◆ EXTRACTED INFORMATION
● ● ●
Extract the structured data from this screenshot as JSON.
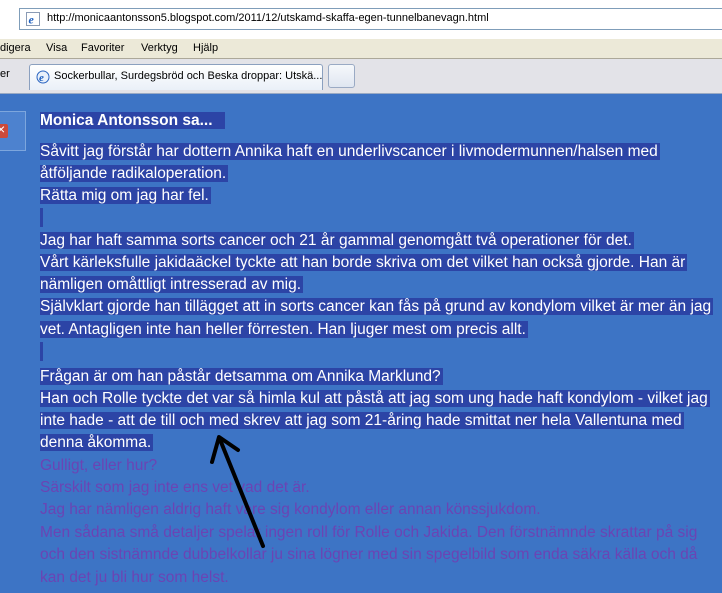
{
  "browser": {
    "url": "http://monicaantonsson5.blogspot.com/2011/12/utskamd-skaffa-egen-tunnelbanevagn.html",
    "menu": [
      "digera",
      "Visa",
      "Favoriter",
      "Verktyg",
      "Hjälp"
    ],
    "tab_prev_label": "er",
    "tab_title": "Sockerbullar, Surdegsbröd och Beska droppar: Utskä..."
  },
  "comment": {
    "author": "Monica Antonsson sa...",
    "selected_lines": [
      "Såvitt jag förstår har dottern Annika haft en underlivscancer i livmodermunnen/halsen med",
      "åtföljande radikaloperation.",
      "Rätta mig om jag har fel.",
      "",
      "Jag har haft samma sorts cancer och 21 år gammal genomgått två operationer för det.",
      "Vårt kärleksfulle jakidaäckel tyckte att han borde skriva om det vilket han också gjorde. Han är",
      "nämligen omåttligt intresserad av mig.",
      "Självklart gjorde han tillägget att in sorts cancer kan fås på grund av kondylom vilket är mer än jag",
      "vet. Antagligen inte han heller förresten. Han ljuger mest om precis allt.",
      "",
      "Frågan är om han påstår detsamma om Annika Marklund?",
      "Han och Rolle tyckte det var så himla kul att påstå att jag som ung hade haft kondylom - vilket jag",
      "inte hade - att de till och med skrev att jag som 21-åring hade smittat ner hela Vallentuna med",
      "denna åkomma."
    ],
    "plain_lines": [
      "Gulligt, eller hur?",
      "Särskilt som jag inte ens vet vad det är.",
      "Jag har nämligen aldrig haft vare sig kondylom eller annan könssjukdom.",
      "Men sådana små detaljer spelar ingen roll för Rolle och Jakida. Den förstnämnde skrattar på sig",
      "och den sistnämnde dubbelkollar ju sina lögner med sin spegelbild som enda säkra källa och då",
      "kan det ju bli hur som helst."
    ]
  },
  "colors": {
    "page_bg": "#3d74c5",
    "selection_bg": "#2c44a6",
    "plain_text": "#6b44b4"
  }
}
● ● ●
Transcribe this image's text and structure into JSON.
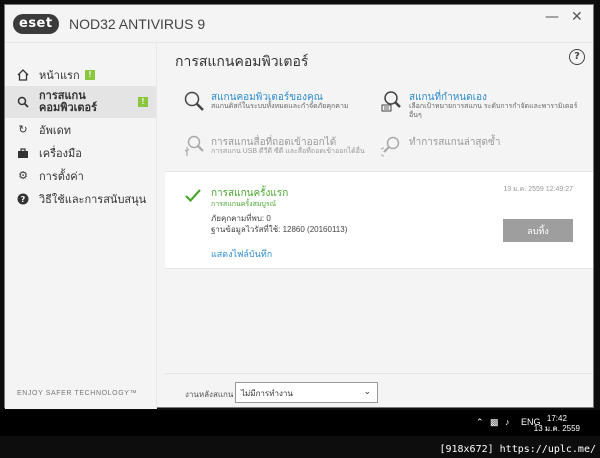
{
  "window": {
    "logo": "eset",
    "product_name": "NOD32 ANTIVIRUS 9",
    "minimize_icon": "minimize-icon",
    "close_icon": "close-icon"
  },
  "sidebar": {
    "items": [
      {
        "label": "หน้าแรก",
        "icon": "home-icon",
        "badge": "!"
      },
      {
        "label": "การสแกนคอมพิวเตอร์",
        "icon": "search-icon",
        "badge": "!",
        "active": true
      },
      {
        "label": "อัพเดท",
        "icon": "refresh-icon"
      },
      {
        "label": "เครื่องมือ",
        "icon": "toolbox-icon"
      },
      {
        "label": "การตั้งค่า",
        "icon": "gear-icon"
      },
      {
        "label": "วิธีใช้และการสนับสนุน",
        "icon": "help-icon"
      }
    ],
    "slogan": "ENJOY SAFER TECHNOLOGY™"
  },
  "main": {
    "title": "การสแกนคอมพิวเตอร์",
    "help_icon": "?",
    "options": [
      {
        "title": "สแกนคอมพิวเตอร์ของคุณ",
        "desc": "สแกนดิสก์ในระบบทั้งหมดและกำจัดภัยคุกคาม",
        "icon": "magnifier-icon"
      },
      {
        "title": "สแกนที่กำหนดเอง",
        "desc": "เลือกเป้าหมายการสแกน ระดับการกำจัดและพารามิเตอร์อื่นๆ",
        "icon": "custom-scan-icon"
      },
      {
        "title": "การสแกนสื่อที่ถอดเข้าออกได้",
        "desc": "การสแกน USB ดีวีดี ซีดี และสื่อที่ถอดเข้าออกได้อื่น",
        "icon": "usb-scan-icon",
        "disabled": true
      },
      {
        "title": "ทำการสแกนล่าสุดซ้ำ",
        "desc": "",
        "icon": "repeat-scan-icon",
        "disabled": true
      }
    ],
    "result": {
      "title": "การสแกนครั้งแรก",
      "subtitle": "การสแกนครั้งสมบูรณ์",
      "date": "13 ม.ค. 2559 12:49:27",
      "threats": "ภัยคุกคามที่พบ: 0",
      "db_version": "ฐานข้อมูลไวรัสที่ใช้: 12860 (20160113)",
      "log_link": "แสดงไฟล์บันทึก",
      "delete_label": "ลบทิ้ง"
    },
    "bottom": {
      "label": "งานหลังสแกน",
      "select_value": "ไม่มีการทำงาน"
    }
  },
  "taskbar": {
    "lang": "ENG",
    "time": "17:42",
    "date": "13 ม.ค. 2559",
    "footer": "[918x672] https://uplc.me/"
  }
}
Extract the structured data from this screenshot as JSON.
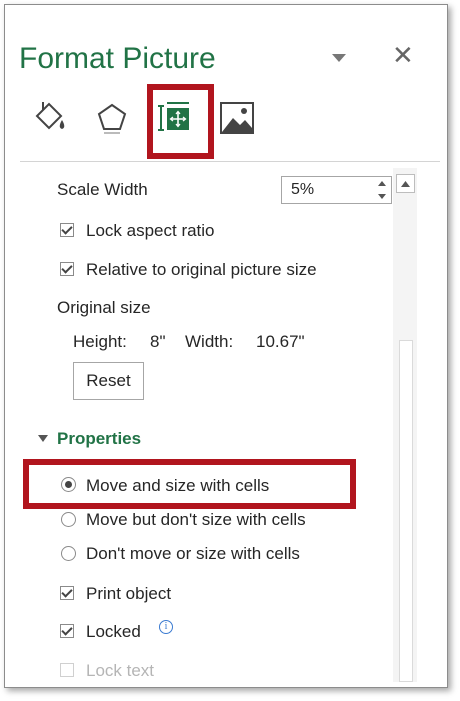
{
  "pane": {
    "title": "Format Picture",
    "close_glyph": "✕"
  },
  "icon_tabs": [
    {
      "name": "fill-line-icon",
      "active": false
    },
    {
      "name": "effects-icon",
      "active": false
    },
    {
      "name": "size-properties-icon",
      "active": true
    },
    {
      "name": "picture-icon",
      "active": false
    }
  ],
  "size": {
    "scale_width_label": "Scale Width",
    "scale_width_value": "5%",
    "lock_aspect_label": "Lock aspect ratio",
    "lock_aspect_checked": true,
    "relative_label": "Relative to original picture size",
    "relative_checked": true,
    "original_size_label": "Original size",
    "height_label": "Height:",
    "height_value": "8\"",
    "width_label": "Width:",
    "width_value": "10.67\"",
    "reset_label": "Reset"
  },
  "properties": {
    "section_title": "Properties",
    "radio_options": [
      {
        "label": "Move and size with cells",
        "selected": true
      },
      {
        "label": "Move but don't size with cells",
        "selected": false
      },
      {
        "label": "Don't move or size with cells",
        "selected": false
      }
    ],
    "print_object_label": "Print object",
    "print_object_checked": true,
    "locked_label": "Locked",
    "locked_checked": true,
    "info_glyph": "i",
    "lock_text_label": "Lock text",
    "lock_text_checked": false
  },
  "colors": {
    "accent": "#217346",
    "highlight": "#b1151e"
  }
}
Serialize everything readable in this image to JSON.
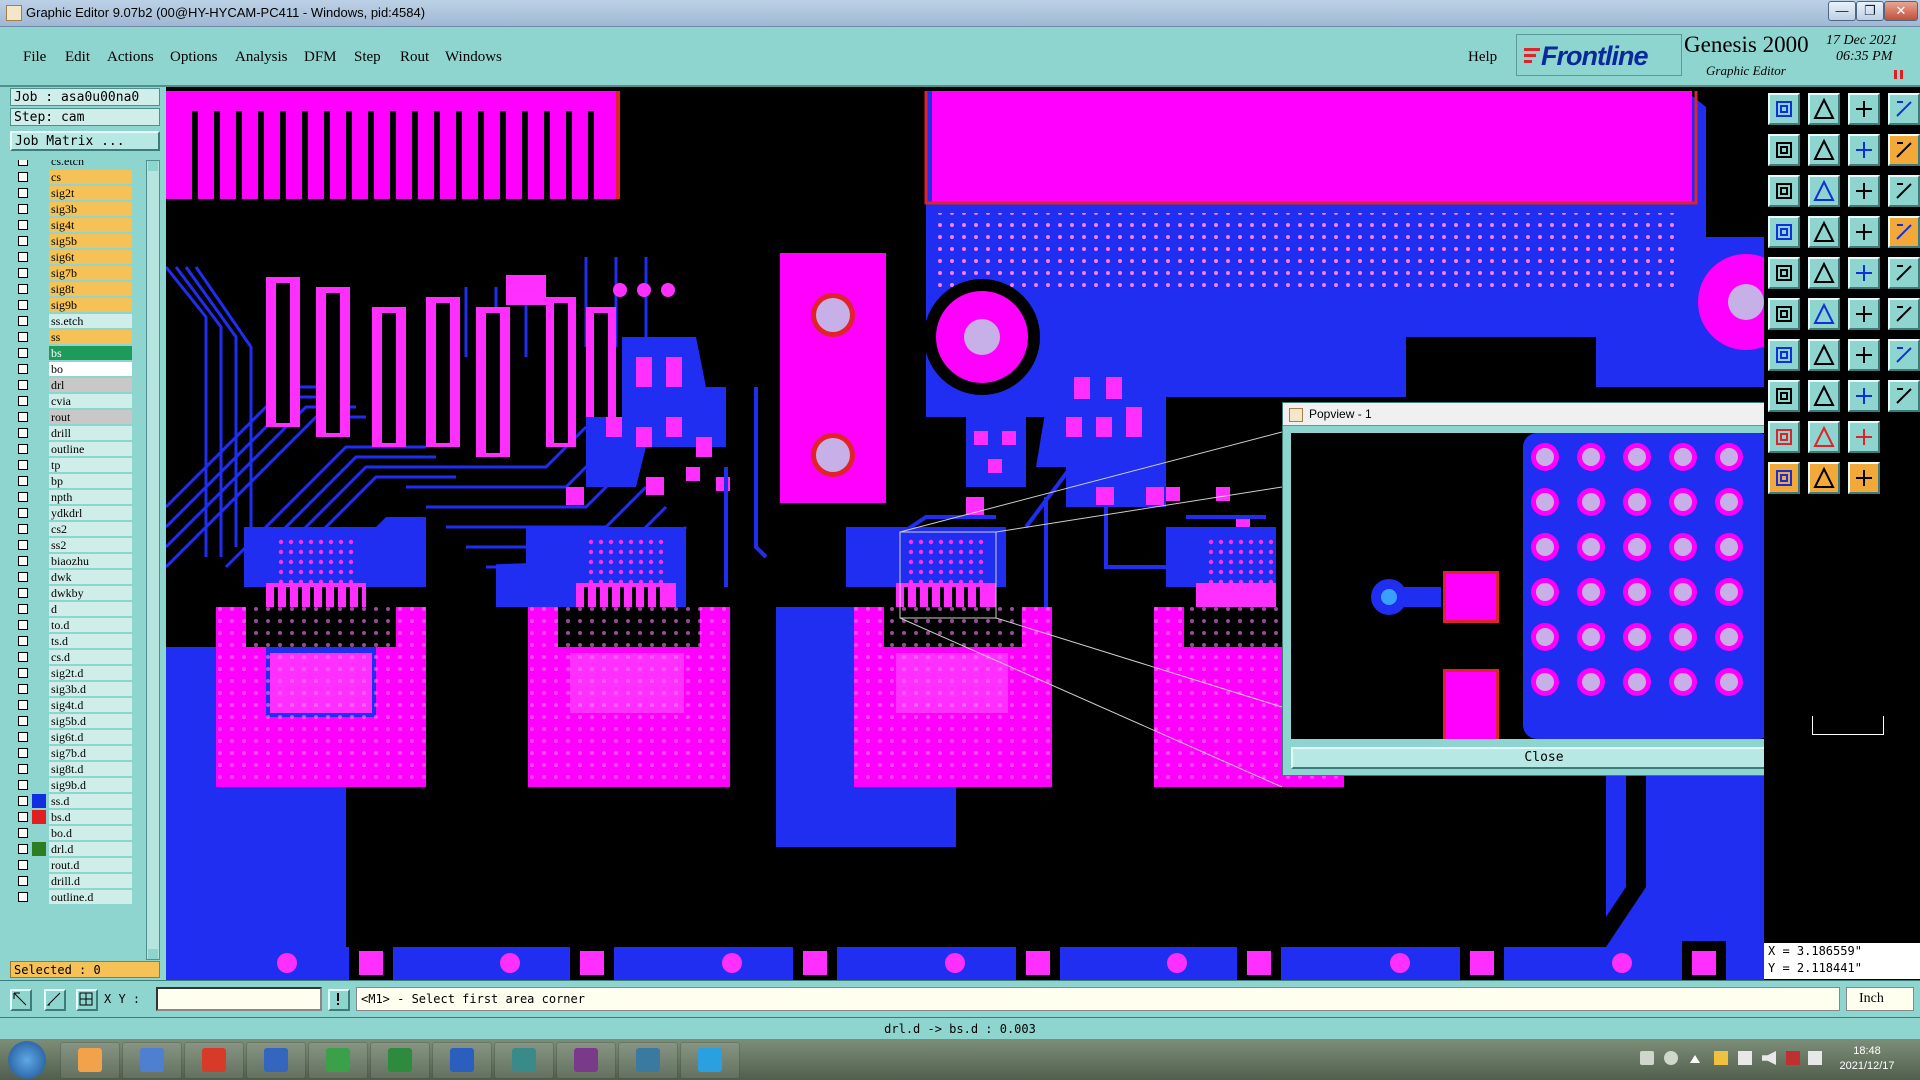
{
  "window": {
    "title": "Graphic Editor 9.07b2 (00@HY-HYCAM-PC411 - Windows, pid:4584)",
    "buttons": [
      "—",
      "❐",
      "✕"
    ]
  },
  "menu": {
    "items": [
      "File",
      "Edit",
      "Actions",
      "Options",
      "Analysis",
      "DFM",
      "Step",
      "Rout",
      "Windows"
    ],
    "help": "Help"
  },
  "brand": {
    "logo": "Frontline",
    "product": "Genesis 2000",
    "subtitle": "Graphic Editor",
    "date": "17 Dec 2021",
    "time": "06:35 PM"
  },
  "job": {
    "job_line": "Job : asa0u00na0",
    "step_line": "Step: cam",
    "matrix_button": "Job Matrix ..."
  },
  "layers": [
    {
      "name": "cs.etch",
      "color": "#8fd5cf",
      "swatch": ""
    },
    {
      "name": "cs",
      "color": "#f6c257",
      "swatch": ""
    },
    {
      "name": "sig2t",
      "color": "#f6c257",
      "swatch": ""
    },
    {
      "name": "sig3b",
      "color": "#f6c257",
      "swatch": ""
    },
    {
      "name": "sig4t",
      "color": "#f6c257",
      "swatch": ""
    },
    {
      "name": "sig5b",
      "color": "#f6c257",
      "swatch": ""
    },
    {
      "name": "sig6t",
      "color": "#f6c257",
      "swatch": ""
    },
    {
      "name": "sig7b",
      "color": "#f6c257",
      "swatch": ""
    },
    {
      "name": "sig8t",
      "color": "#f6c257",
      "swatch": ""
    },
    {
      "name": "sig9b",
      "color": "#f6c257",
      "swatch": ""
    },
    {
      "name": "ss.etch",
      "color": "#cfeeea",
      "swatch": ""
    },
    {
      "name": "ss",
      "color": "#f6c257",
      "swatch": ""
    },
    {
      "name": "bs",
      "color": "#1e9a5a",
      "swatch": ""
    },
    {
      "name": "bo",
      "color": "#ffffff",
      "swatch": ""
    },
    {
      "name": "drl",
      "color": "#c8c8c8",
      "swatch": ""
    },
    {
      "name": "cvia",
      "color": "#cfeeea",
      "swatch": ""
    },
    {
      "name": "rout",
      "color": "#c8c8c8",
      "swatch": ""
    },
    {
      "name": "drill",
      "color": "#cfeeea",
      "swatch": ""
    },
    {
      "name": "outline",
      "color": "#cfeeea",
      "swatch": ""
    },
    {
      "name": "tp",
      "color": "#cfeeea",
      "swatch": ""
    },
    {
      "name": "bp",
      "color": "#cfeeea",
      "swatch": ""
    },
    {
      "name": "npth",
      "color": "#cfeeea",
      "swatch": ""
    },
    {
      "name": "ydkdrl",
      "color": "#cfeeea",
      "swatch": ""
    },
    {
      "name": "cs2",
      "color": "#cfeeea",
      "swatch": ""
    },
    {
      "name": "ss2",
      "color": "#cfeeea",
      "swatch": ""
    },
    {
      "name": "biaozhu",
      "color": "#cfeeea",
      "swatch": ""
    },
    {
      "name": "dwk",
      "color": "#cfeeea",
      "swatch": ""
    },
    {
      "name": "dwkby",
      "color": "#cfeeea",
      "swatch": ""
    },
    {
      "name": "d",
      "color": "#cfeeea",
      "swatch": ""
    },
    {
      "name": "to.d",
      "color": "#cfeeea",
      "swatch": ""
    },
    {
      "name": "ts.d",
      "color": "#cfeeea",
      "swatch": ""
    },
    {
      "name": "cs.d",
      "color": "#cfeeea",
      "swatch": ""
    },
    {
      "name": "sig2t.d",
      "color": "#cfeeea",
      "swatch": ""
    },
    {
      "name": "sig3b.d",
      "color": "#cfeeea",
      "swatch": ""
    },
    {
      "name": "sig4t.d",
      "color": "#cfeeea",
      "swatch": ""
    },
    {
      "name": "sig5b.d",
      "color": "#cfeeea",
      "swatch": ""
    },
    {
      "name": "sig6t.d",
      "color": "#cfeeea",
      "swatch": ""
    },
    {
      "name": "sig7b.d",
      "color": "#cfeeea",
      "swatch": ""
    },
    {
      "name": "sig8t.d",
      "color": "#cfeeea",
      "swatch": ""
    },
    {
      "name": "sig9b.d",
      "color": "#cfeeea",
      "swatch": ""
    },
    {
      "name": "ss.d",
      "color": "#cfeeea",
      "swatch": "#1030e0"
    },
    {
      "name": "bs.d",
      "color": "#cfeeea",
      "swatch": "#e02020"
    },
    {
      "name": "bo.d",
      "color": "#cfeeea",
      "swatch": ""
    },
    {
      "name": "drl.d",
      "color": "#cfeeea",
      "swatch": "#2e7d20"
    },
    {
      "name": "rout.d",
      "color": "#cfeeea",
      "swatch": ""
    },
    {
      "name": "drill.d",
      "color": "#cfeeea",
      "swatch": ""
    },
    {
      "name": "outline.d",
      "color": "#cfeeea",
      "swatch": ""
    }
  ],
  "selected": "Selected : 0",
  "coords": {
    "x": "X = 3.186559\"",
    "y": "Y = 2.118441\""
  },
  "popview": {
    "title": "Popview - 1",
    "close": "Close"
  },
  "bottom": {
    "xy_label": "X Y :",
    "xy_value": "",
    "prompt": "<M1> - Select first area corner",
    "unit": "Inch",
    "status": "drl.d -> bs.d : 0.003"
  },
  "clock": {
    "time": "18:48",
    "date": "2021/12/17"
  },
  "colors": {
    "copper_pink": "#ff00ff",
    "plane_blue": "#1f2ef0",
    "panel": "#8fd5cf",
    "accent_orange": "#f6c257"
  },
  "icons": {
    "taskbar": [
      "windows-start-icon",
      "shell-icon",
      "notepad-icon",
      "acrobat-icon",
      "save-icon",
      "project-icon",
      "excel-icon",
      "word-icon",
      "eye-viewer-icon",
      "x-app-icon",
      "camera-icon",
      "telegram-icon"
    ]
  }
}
● ● ●
Give the number of lines above that hold the word "ถอดเข", and nothing more.

◆ OUTPUT FOR THIS EXERCISE
2